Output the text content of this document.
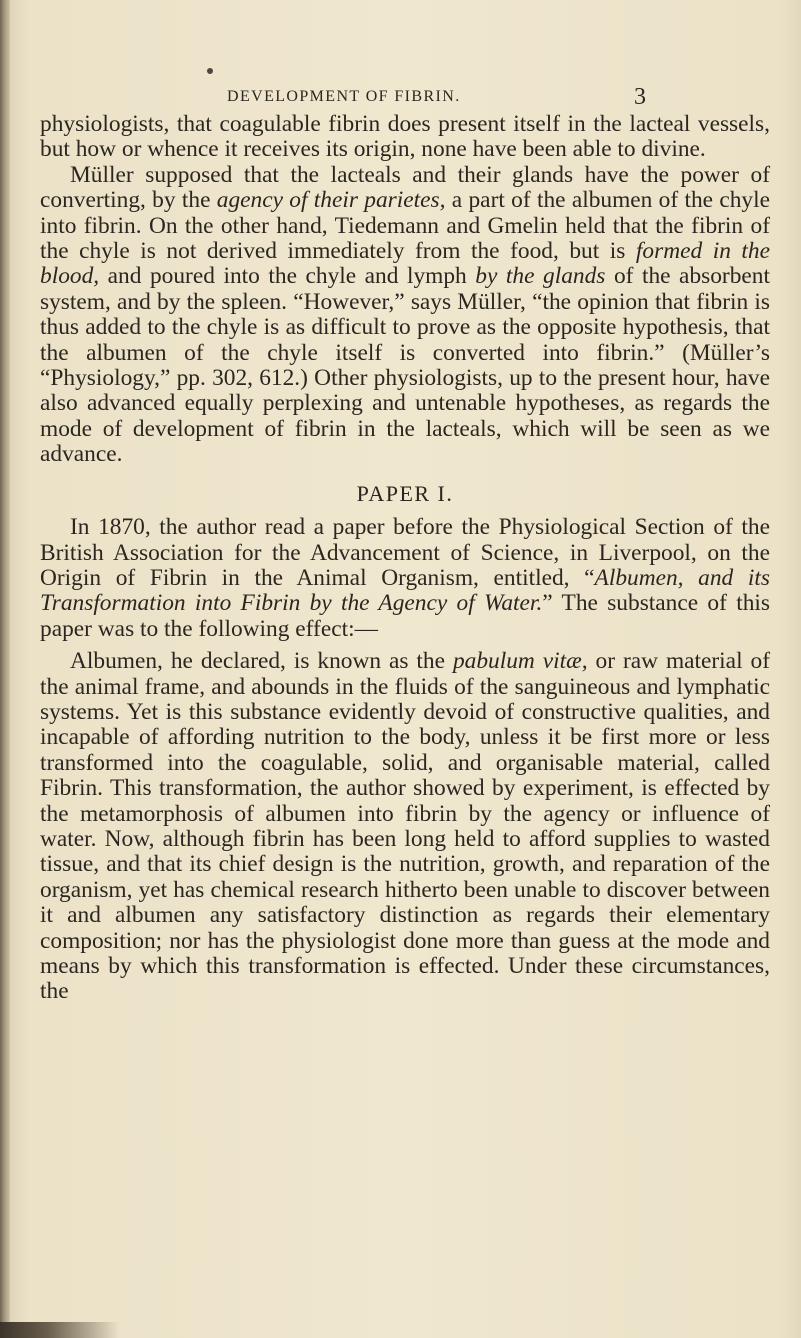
DEVELOPMENT OF FIBRIN.	3

physiologists, that coagulable fibrin does present itself in the lacteal vessels, but how or whence it receives its origin, none have been able to divine.

Müller supposed that the lacteals and their glands have the power of converting, by the agency of their parietes, a part of the albumen of the chyle into fibrin. On the other hand, Tiedemann and Gmelin held that the fibrin of the chyle is not derived immediately from the food, but is formed in the blood, and poured into the chyle and lymph by the glands of the absorbent system, and by the spleen. “However,” says Müller, “the opinion that fibrin is thus added to the chyle is as difficult to prove as the opposite hypothesis, that the albumen of the chyle itself is converted into fibrin.” (Müller’s “Physiology,” pp. 302, 612.) Other physiologists, up to the present hour, have also advanced equally perplexing and untenable hypotheses, as regards the mode of development of fibrin in the lacteals, which will be seen as we advance.

PAPER I.

In 1870, the author read a paper before the Physiological Section of the British Association for the Advancement of Science, in Liverpool, on the Origin of Fibrin in the Animal Organism, entitled, “Albumen, and its Transformation into Fibrin by the Agency of Water.” The substance of this paper was to the following effect:—

Albumen, he declared, is known as the pabulum vitæ, or raw material of the animal frame, and abounds in the fluids of the sanguineous and lymphatic systems. Yet is this substance evidently devoid of constructive qualities, and incapable of affording nutrition to the body, unless it be first more or less transformed into the coagulable, solid, and organisable material, called Fibrin. This transformation, the author showed by experiment, is effected by the metamorphosis of albumen into fibrin by the agency or influence of water. Now, although fibrin has been long held to afford supplies to wasted tissue, and that its chief design is the nutrition, growth, and reparation of the organism, yet has chemical research hitherto been unable to discover between it and albumen any satisfactory distinction as regards their elementary composition; nor has the physiologist done more than guess at the mode and means by which this transformation is effected. Under these circumstances, the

----

What you have to do:
Repeat the data exactly, without the pictures.

Exercise answer:
Output the text content of this document.
DEVELOPMENT OF FIBRIN.	3

physiologists, that coagulable fibrin does present itself in the lacteal vessels, but how or whence it receives its origin, none have been able to divine.

Müller supposed that the lacteals and their glands have the power of converting, by the agency of their parietes, a part of the albumen of the chyle into fibrin. On the other hand, Tiedemann and Gmelin held that the fibrin of the chyle is not derived immediately from the food, but is formed in the blood, and poured into the chyle and lymph by the glands of the absorbent system, and by the spleen. “However,” says Müller, “the opinion that fibrin is thus added to the chyle is as difficult to prove as the opposite hypothesis, that the albumen of the chyle itself is converted into fibrin.” (Müller’s “Physiology,” pp. 302, 612.) Other physiologists, up to the present hour, have also advanced equally perplexing and untenable hypotheses, as regards the mode of development of fibrin in the lacteals, which will be seen as we advance.

PAPER I.

In 1870, the author read a paper before the Physiological Section of the British Association for the Advancement of Science, in Liverpool, on the Origin of Fibrin in the Animal Organism, entitled, “Albumen, and its Transformation into Fibrin by the Agency of Water.” The substance of this paper was to the following effect:—

Albumen, he declared, is known as the pabulum vitæ, or raw material of the animal frame, and abounds in the fluids of the sanguineous and lymphatic systems. Yet is this substance evidently devoid of constructive qualities, and incapable of affording nutrition to the body, unless it be first more or less transformed into the coagulable, solid, and organisable material, called Fibrin. This transformation, the author showed by experiment, is effected by the metamorphosis of albumen into fibrin by the agency or influence of water. Now, although fibrin has been long held to afford supplies to wasted tissue, and that its chief design is the nutrition, growth, and reparation of the organism, yet has chemical research hitherto been unable to discover between it and albumen any satisfactory distinction as regards their elementary composition; nor has the physiologist done more than guess at the mode and means by which this transformation is effected. Under these circumstances, the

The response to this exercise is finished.